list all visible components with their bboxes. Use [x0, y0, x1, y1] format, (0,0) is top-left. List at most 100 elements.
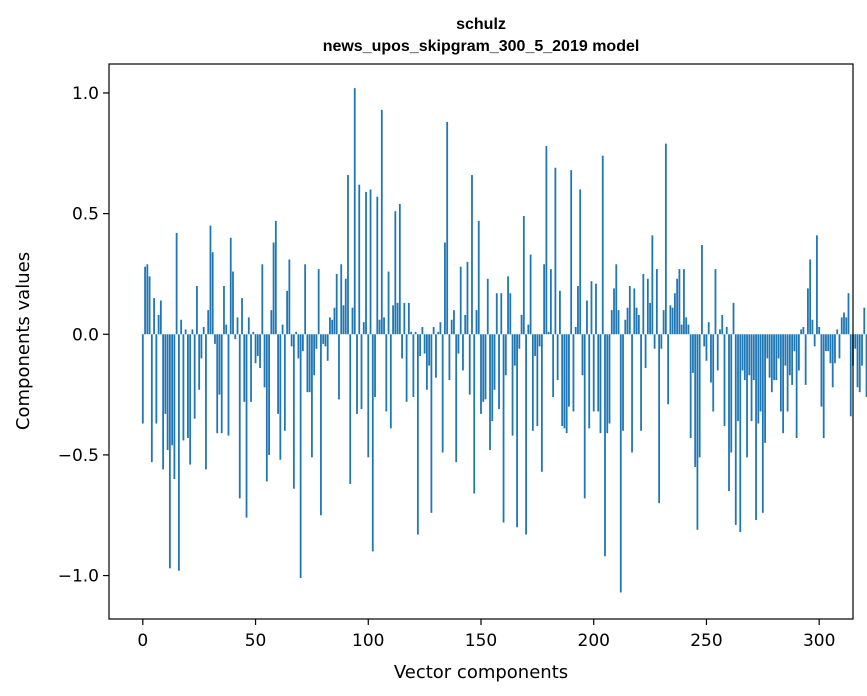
- bar: [525, 334, 527, 535]
- bar: [471, 175, 473, 335]
- bar: [836, 329, 839, 335]
- bar: [304, 264, 307, 335]
- bar: [626, 307, 629, 335]
- bar: [590, 281, 593, 335]
- bar: [770, 334, 773, 393]
- bar: [804, 334, 807, 385]
- bar: [423, 334, 426, 354]
- bar: [261, 264, 264, 335]
- bar: [619, 334, 622, 593]
- bar: [216, 334, 219, 434]
- bar: [462, 334, 464, 371]
- bar: [263, 334, 266, 388]
- bar: [829, 334, 832, 364]
- bar: [705, 334, 708, 361]
- bar: [570, 170, 573, 335]
- bar: [865, 334, 867, 397]
- bar: [563, 334, 566, 429]
- bar: [177, 334, 180, 571]
- bar: [439, 322, 442, 335]
- bar: [538, 334, 541, 347]
- bar: [633, 288, 636, 335]
- bar: [184, 329, 187, 335]
- bar: [446, 121, 449, 335]
- bar: [707, 322, 710, 335]
- bar: [572, 334, 575, 412]
- bar: [200, 334, 203, 359]
- bar: [536, 334, 539, 426]
- bar: [313, 334, 316, 376]
- bar: [324, 334, 327, 347]
- bar: [315, 334, 318, 349]
- bar: [755, 334, 757, 521]
- bar: [437, 331, 440, 335]
- bar: [486, 278, 489, 335]
- bar: [252, 331, 255, 335]
- bar: [601, 155, 604, 335]
- bar: [225, 324, 228, 335]
- bar: [617, 310, 620, 335]
- x-tick-label: 300: [803, 631, 835, 651]
- bar: [809, 259, 812, 335]
- bar: [477, 220, 480, 335]
- bar: [518, 334, 521, 349]
- bar: [556, 334, 559, 381]
- bar: [766, 334, 769, 359]
- bar: [396, 302, 399, 335]
- bar: [750, 334, 753, 422]
- y-axis-label: Components values: [13, 252, 34, 430]
- bar: [457, 334, 460, 354]
- bar: [825, 334, 827, 352]
- bar: [292, 334, 295, 489]
- bar: [326, 334, 329, 361]
- bar: [655, 269, 658, 335]
- bar: [335, 273, 338, 335]
- bar: [599, 334, 602, 434]
- bar: [671, 307, 674, 335]
- bar: [622, 334, 624, 431]
- bar: [191, 329, 194, 335]
- bar: [692, 334, 694, 373]
- x-tick-label: 100: [352, 631, 384, 651]
- bar: [256, 334, 259, 356]
- bar: [795, 334, 798, 439]
- bar: [274, 220, 277, 335]
- bar: [453, 310, 455, 335]
- bar: [351, 307, 354, 335]
- bar: [721, 314, 724, 335]
- bar: [637, 314, 640, 335]
- bar: [660, 334, 663, 349]
- bar: [466, 261, 469, 335]
- bar: [624, 319, 627, 335]
- bar: [719, 329, 721, 335]
- bar: [592, 334, 595, 412]
- bar: [696, 334, 699, 530]
- bar: [311, 334, 313, 458]
- bar: [365, 191, 367, 335]
- y-tick-label: 0.5: [72, 205, 99, 225]
- bar: [376, 196, 379, 335]
- bar: [198, 334, 201, 390]
- bar: [757, 334, 760, 424]
- bar: [164, 334, 167, 414]
- bar: [288, 259, 291, 335]
- bar: [238, 334, 241, 499]
- bar: [419, 334, 422, 356]
- bar: [189, 334, 192, 465]
- bar: [712, 334, 715, 412]
- x-tick-label: 0: [137, 631, 148, 651]
- bar: [435, 334, 437, 378]
- bar: [662, 310, 665, 335]
- bar: [782, 334, 785, 434]
- bar: [207, 310, 210, 335]
- bar: [227, 334, 230, 436]
- bar: [196, 286, 198, 335]
- bar: [344, 278, 347, 335]
- bar: [748, 334, 751, 376]
- bar: [320, 334, 322, 516]
- bar: [827, 334, 830, 352]
- bar: [369, 189, 372, 335]
- bar: [644, 334, 647, 369]
- bar: [308, 334, 311, 393]
- bar: [613, 288, 615, 335]
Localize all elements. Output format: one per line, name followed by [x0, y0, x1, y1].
━━━━━━━━━━━━━━━━━━━━━━━━━━━━━━
▶ _TASK DIRECTIONS_: Starting at the line that has "- bar: [525, 334, 527, 535]" and stopping after the line that has "- bar: [696, 334, 699, 530]", write those lines out again with every "bar" changed to "column" and nothing else altered.

▶ _FINISHED TASK_:
- column: [525, 334, 527, 535]
- column: [471, 175, 473, 335]
- column: [836, 329, 839, 335]
- column: [304, 264, 307, 335]
- column: [626, 307, 629, 335]
- column: [590, 281, 593, 335]
- column: [770, 334, 773, 393]
- column: [804, 334, 807, 385]
- column: [423, 334, 426, 354]
- column: [261, 264, 264, 335]
- column: [619, 334, 622, 593]
- column: [216, 334, 219, 434]
- column: [462, 334, 464, 371]
- column: [263, 334, 266, 388]
- column: [829, 334, 832, 364]
- column: [705, 334, 708, 361]
- column: [570, 170, 573, 335]
- column: [865, 334, 867, 397]
- column: [563, 334, 566, 429]
- column: [177, 334, 180, 571]
- column: [439, 322, 442, 335]
- column: [538, 334, 541, 347]
- column: [633, 288, 636, 335]
- column: [184, 329, 187, 335]
- column: [446, 121, 449, 335]
- column: [707, 322, 710, 335]
- column: [572, 334, 575, 412]
- column: [200, 334, 203, 359]
- column: [536, 334, 539, 426]
- column: [313, 334, 316, 376]
- column: [324, 334, 327, 347]
- column: [315, 334, 318, 349]
- column: [755, 334, 757, 521]
- column: [437, 331, 440, 335]
- column: [486, 278, 489, 335]
- column: [252, 331, 255, 335]
- column: [601, 155, 604, 335]
- column: [225, 324, 228, 335]
- column: [617, 310, 620, 335]
- x-tick-label: 300: [803, 631, 835, 651]
- column: [809, 259, 812, 335]
- column: [477, 220, 480, 335]
- column: [518, 334, 521, 349]
- column: [556, 334, 559, 381]
- column: [766, 334, 769, 359]
- column: [396, 302, 399, 335]
- column: [750, 334, 753, 422]
- y-axis-label: Components values: [13, 252, 34, 430]
- column: [457, 334, 460, 354]
- column: [825, 334, 827, 352]
- column: [292, 334, 295, 489]
- column: [326, 334, 329, 361]
- column: [655, 269, 658, 335]
- column: [335, 273, 338, 335]
- column: [599, 334, 602, 434]
- column: [671, 307, 674, 335]
- column: [622, 334, 624, 431]
- column: [191, 329, 194, 335]
- column: [692, 334, 694, 373]
- x-tick-label: 100: [352, 631, 384, 651]
- column: [256, 334, 259, 356]
- column: [795, 334, 798, 439]
- column: [274, 220, 277, 335]
- column: [453, 310, 455, 335]
- column: [351, 307, 354, 335]
- column: [721, 314, 724, 335]
- column: [637, 314, 640, 335]
- column: [660, 334, 663, 349]
- column: [466, 261, 469, 335]
- column: [624, 319, 627, 335]
- column: [719, 329, 721, 335]
- column: [592, 334, 595, 412]
- column: [696, 334, 699, 530]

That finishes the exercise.